## The problem
Make an exact copy of the listing below.

## start Supplied entries

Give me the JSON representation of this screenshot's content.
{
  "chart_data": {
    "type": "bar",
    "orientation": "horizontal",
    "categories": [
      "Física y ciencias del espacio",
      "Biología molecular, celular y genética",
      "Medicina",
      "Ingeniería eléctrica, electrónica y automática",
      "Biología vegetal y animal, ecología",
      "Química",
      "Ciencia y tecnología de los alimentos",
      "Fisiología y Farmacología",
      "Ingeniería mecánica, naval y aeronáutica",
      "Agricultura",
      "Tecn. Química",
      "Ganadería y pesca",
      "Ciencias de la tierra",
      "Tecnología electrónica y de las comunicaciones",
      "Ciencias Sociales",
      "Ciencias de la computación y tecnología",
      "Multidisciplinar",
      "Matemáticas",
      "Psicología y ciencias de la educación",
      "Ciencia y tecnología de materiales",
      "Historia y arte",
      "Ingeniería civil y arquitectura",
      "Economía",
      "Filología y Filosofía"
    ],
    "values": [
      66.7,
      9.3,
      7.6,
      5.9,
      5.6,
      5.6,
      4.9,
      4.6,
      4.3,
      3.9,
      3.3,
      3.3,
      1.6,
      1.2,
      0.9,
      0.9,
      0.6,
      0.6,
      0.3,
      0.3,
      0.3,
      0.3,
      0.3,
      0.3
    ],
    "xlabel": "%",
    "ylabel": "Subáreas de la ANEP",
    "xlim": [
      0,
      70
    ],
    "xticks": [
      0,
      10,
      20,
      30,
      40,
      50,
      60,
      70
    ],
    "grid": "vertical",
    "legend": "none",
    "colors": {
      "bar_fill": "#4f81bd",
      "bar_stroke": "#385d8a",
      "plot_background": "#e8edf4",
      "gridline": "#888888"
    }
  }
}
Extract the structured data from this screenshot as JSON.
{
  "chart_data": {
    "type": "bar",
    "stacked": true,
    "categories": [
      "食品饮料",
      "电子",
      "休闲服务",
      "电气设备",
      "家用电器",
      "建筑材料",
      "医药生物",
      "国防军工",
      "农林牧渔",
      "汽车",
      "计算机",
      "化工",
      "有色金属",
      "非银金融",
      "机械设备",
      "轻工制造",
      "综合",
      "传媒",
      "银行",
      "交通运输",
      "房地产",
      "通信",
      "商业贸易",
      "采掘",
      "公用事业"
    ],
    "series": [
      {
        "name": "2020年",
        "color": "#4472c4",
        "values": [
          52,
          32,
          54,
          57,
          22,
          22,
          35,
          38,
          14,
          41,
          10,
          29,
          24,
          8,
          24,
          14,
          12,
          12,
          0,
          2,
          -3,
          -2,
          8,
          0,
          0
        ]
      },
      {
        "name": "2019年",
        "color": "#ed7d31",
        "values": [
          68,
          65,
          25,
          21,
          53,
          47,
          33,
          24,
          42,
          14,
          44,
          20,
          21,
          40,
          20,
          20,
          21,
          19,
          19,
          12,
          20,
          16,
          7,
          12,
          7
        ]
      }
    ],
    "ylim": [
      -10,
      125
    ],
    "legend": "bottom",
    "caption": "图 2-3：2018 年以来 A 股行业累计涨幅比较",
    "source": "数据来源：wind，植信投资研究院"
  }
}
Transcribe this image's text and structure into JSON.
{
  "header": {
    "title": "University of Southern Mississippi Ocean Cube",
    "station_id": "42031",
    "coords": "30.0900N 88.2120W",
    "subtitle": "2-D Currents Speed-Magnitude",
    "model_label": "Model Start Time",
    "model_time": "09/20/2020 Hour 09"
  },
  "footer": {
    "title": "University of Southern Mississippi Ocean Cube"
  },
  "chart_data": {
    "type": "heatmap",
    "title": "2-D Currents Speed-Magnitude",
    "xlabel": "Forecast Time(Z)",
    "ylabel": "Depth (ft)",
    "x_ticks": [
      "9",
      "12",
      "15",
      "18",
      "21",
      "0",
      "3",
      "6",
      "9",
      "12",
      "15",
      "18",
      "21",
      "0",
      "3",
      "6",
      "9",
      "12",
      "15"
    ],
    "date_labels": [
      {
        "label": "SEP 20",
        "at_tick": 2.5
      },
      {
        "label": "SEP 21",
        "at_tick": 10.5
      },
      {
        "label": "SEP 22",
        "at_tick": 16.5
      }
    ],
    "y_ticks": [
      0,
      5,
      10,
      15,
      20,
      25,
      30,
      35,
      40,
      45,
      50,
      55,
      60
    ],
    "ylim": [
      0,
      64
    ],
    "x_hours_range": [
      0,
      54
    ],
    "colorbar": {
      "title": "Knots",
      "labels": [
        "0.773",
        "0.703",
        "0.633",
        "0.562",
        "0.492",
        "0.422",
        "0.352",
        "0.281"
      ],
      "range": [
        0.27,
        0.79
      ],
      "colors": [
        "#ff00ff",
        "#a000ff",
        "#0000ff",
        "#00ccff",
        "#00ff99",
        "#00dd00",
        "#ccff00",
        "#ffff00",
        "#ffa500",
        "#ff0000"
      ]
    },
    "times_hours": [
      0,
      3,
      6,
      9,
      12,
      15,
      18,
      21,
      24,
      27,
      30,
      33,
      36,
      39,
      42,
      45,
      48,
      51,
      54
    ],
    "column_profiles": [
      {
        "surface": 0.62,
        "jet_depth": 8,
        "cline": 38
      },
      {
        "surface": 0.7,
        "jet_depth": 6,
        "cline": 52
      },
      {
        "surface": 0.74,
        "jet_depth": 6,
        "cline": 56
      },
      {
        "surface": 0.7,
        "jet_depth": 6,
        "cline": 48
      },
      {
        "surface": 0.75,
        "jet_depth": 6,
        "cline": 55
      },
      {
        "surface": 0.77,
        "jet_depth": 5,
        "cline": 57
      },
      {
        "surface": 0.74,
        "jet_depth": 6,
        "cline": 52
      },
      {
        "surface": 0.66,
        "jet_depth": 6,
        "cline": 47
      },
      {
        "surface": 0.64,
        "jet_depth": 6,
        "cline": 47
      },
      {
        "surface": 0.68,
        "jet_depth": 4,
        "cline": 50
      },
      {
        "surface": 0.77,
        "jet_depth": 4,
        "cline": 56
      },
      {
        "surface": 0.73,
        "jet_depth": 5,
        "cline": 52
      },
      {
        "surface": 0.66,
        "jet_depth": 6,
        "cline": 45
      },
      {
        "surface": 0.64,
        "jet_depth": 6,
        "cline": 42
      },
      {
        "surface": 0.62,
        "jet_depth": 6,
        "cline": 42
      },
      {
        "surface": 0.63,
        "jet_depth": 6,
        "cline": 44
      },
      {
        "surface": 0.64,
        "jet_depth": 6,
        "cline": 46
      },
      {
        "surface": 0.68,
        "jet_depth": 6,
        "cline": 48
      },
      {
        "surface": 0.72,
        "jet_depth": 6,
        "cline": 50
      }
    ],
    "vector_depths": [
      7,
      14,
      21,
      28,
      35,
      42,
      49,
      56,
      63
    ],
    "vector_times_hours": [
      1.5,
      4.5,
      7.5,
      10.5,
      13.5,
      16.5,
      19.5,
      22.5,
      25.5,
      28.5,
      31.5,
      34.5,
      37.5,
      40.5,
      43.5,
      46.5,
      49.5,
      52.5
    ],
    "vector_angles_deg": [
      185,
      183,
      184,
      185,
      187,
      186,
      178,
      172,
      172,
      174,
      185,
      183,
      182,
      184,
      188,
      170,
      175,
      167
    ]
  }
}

## end Supplied entries

## The output
Give me the JSON representation of this screenshot's content.
{
  "chart_data": {
    "type": "bar",
    "orientation": "horizontal",
    "categories": [
      "Física y ciencias del espacio",
      "Biología molecular, celular y genética",
      "Medicina",
      "Ingeniería eléctrica, electrónica y automática",
      "Biología vegetal y animal, ecología",
      "Química",
      "Ciencia y tecnología de los alimentos",
      "Fisiología y Farmacología",
      "Ingeniería mecánica, naval y aeronáutica",
      "Agricultura",
      "Tecn. Química",
      "Ganadería y pesca",
      "Ciencias de la tierra",
      "Tecnología electrónica y de las comunicaciones",
      "Ciencias Sociales",
      "Ciencias de la computación y tecnología",
      "Multidisciplinar",
      "Matemáticas",
      "Psicología y ciencias de la educación",
      "Ciencia y tecnología de materiales",
      "Historia y arte",
      "Ingeniería civil y arquitectura",
      "Economía",
      "Filología y Filosofía"
    ],
    "values": [
      66.7,
      9.3,
      7.6,
      5.9,
      5.6,
      5.6,
      4.9,
      4.6,
      4.3,
      3.9,
      3.3,
      3.3,
      1.6,
      1.2,
      0.9,
      0.9,
      0.6,
      0.6,
      0.3,
      0.3,
      0.3,
      0.3,
      0.3,
      0.3
    ],
    "xlabel": "%",
    "ylabel": "Subáreas de la ANEP",
    "xlim": [
      0,
      70
    ],
    "xticks": [
      0,
      10,
      20,
      30,
      40,
      50,
      60,
      70
    ],
    "grid": "vertical",
    "legend": "none",
    "colors": {
      "bar_fill": "#4f81bd",
      "bar_stroke": "#385d8a",
      "plot_background": "#e8edf4",
      "gridline": "#888888"
    }
  }
}
Extract the structured data from this screenshot as JSON.
{
  "chart_data": {
    "type": "bar",
    "stacked": true,
    "categories": [
      "食品饮料",
      "电子",
      "休闲服务",
      "电气设备",
      "家用电器",
      "建筑材料",
      "医药生物",
      "国防军工",
      "农林牧渔",
      "汽车",
      "计算机",
      "化工",
      "有色金属",
      "非银金融",
      "机械设备",
      "轻工制造",
      "综合",
      "传媒",
      "银行",
      "交通运输",
      "房地产",
      "通信",
      "商业贸易",
      "采掘",
      "公用事业"
    ],
    "series": [
      {
        "name": "2020年",
        "color": "#4472c4",
        "values": [
          52,
          32,
          54,
          57,
          22,
          22,
          35,
          38,
          14,
          41,
          10,
          29,
          24,
          8,
          24,
          14,
          12,
          12,
          0,
          2,
          -3,
          -2,
          8,
          0,
          0
        ]
      },
      {
        "name": "2019年",
        "color": "#ed7d31",
        "values": [
          68,
          65,
          25,
          21,
          53,
          47,
          33,
          24,
          42,
          14,
          44,
          20,
          21,
          40,
          20,
          20,
          21,
          19,
          19,
          12,
          20,
          16,
          7,
          12,
          7
        ]
      }
    ],
    "ylim": [
      -10,
      125
    ],
    "legend": "bottom",
    "caption": "图 2-3：2018 年以来 A 股行业累计涨幅比较",
    "source": "数据来源：wind，植信投资研究院"
  }
}
Transcribe this image's text and structure into JSON.
{
  "header": {
    "title": "University of Southern Mississippi Ocean Cube",
    "station_id": "42031",
    "coords": "30.0900N 88.2120W",
    "subtitle": "2-D Currents Speed-Magnitude",
    "model_label": "Model Start Time",
    "model_time": "09/20/2020 Hour 09"
  },
  "footer": {
    "title": "University of Southern Mississippi Ocean Cube"
  },
  "chart_data": {
    "type": "heatmap",
    "title": "2-D Currents Speed-Magnitude",
    "xlabel": "Forecast Time(Z)",
    "ylabel": "Depth (ft)",
    "x_ticks": [
      "9",
      "12",
      "15",
      "18",
      "21",
      "0",
      "3",
      "6",
      "9",
      "12",
      "15",
      "18",
      "21",
      "0",
      "3",
      "6",
      "9",
      "12",
      "15"
    ],
    "date_labels": [
      {
        "label": "SEP 20",
        "at_tick": 2.5
      },
      {
        "label": "SEP 21",
        "at_tick": 10.5
      },
      {
        "label": "SEP 22",
        "at_tick": 16.5
      }
    ],
    "y_ticks": [
      0,
      5,
      10,
      15,
      20,
      25,
      30,
      35,
      40,
      45,
      50,
      55,
      60
    ],
    "ylim": [
      0,
      64
    ],
    "x_hours_range": [
      0,
      54
    ],
    "colorbar": {
      "title": "Knots",
      "labels": [
        "0.773",
        "0.703",
        "0.633",
        "0.562",
        "0.492",
        "0.422",
        "0.352",
        "0.281"
      ],
      "range": [
        0.27,
        0.79
      ],
      "colors": [
        "#ff00ff",
        "#a000ff",
        "#0000ff",
        "#00ccff",
        "#00ff99",
        "#00dd00",
        "#ccff00",
        "#ffff00",
        "#ffa500",
        "#ff0000"
      ]
    },
    "times_hours": [
      0,
      3,
      6,
      9,
      12,
      15,
      18,
      21,
      24,
      27,
      30,
      33,
      36,
      39,
      42,
      45,
      48,
      51,
      54
    ],
    "column_profiles": [
      {
        "surface": 0.62,
        "jet_depth": 8,
        "cline": 38
      },
      {
        "surface": 0.7,
        "jet_depth": 6,
        "cline": 52
      },
      {
        "surface": 0.74,
        "jet_depth": 6,
        "cline": 56
      },
      {
        "surface": 0.7,
        "jet_depth": 6,
        "cline": 48
      },
      {
        "surface": 0.75,
        "jet_depth": 6,
        "cline": 55
      },
      {
        "surface": 0.77,
        "jet_depth": 5,
        "cline": 57
      },
      {
        "surface": 0.74,
        "jet_depth": 6,
        "cline": 52
      },
      {
        "surface": 0.66,
        "jet_depth": 6,
        "cline": 47
      },
      {
        "surface": 0.64,
        "jet_depth": 6,
        "cline": 47
      },
      {
        "surface": 0.68,
        "jet_depth": 4,
        "cline": 50
      },
      {
        "surface": 0.77,
        "jet_depth": 4,
        "cline": 56
      },
      {
        "surface": 0.73,
        "jet_depth": 5,
        "cline": 52
      },
      {
        "surface": 0.66,
        "jet_depth": 6,
        "cline": 45
      },
      {
        "surface": 0.64,
        "jet_depth": 6,
        "cline": 42
      },
      {
        "surface": 0.62,
        "jet_depth": 6,
        "cline": 42
      },
      {
        "surface": 0.63,
        "jet_depth": 6,
        "cline": 44
      },
      {
        "surface": 0.64,
        "jet_depth": 6,
        "cline": 46
      },
      {
        "surface": 0.68,
        "jet_depth": 6,
        "cline": 48
      },
      {
        "surface": 0.72,
        "jet_depth": 6,
        "cline": 50
      }
    ],
    "vector_depths": [
      7,
      14,
      21,
      28,
      35,
      42,
      49,
      56,
      63
    ],
    "vector_times_hours": [
      1.5,
      4.5,
      7.5,
      10.5,
      13.5,
      16.5,
      19.5,
      22.5,
      25.5,
      28.5,
      31.5,
      34.5,
      37.5,
      40.5,
      43.5,
      46.5,
      49.5,
      52.5
    ],
    "vector_angles_deg": [
      185,
      183,
      184,
      185,
      187,
      186,
      178,
      172,
      172,
      174,
      185,
      183,
      182,
      184,
      188,
      170,
      175,
      167
    ]
  }
}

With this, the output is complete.